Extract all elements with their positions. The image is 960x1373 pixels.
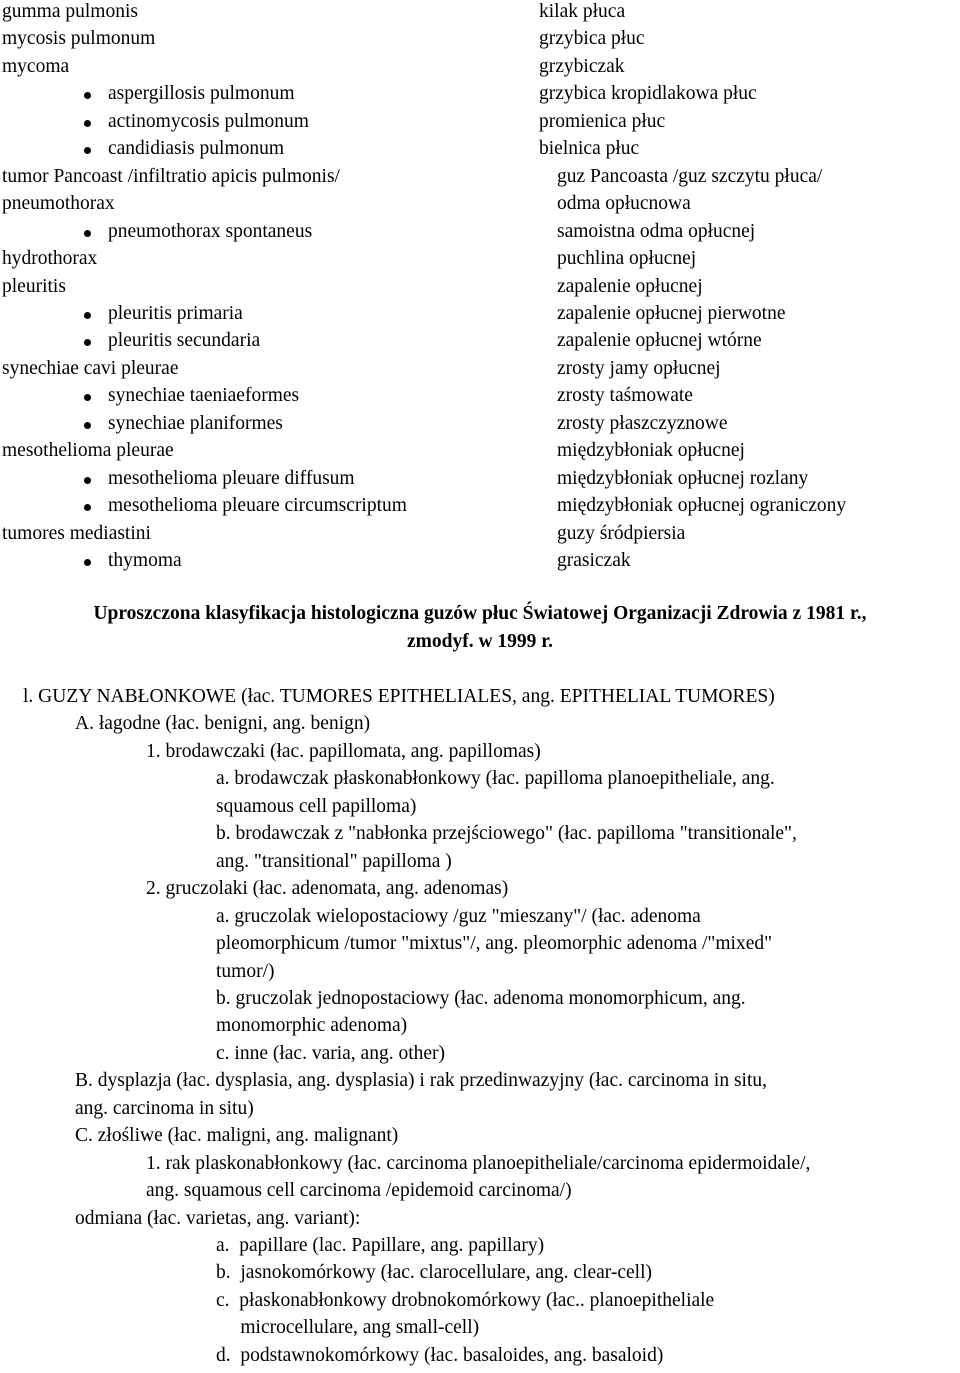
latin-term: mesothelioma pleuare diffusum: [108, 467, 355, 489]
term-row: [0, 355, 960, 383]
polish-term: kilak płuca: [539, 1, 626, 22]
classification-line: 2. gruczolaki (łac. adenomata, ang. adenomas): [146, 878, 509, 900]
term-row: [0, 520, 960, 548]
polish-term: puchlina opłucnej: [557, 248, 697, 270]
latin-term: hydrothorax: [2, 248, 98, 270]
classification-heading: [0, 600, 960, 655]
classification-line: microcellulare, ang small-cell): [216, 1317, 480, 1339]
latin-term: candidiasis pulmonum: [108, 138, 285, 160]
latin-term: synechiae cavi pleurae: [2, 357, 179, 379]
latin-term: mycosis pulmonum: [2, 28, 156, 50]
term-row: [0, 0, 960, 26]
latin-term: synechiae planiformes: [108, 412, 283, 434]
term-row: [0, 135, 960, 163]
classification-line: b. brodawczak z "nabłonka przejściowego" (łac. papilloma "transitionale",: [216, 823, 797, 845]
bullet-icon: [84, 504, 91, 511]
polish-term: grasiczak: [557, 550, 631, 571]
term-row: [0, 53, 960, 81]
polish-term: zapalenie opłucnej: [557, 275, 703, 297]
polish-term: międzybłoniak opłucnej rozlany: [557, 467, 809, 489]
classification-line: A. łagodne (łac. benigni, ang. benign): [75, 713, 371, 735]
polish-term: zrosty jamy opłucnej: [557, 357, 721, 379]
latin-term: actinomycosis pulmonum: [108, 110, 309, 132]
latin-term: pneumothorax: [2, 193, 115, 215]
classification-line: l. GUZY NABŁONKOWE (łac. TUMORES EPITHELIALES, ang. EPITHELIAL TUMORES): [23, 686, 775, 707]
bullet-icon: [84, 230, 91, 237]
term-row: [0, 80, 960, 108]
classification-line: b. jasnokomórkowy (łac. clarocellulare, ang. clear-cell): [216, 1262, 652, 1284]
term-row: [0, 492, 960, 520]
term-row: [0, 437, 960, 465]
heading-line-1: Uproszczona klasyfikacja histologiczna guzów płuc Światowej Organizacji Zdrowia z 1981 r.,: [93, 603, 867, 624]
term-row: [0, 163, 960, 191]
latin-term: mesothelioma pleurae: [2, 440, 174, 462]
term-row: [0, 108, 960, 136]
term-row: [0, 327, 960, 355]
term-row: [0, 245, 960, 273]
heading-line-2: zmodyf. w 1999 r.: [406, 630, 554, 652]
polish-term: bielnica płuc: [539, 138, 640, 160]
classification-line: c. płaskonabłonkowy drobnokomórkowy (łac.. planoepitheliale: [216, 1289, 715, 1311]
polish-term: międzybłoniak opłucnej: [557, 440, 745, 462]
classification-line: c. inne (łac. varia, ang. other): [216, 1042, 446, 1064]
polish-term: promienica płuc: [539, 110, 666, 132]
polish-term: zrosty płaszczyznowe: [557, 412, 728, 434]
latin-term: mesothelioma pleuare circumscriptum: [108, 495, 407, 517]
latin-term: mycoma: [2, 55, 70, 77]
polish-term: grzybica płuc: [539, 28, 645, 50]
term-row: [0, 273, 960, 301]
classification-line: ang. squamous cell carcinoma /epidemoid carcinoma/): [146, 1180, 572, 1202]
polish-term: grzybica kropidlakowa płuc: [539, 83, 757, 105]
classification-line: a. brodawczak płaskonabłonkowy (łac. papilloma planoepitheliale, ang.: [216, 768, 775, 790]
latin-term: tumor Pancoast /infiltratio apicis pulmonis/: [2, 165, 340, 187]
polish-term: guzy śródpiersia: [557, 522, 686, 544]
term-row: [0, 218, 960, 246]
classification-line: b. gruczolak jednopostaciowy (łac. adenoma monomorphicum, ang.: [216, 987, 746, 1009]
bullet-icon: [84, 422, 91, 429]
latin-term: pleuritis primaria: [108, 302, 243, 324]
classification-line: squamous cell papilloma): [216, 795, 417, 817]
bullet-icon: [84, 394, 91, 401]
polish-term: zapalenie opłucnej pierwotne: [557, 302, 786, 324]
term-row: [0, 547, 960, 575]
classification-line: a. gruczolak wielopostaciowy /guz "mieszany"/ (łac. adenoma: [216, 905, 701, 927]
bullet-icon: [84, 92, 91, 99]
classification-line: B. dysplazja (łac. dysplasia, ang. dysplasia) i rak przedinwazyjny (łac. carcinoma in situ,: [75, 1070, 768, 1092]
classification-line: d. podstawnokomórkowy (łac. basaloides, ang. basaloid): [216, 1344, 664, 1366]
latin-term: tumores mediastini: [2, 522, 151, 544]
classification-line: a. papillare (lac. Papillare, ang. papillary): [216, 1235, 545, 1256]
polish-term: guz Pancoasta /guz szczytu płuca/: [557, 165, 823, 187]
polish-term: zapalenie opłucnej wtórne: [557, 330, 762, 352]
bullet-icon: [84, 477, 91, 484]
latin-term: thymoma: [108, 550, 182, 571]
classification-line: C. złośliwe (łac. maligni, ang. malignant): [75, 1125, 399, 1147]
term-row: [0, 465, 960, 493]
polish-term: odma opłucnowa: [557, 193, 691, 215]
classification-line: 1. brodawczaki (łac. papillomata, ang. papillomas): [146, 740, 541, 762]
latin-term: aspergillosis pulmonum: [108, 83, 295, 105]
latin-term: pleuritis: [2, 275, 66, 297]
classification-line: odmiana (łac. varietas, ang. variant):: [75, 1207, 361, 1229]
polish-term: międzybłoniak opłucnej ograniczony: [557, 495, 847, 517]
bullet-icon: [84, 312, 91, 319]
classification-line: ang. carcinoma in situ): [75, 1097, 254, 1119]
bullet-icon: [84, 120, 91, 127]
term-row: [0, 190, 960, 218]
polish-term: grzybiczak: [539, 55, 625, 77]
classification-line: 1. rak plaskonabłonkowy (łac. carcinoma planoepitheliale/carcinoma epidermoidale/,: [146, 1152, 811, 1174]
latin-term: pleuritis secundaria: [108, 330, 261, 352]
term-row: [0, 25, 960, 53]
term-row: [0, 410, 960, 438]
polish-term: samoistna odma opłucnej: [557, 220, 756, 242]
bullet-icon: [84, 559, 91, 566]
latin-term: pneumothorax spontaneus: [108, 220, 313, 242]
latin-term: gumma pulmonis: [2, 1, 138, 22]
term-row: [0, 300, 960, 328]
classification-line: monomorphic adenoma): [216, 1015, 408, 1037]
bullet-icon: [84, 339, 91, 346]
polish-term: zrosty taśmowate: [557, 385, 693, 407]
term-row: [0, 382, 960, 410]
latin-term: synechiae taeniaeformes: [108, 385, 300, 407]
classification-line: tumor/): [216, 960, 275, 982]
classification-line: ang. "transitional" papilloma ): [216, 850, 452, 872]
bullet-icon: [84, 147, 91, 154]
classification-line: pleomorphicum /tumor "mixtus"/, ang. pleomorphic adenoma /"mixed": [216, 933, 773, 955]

------------

*WORK TO BE COMPLETED:* Return each line above where the word "zrosty" shows up.

*EXERCISE ANSWER:*
polish-term: zrosty jamy opłucnej: [557, 357, 721, 379]
polish-term: zrosty płaszczyznowe: [557, 412, 728, 434]
polish-term: zrosty taśmowate: [557, 385, 693, 407]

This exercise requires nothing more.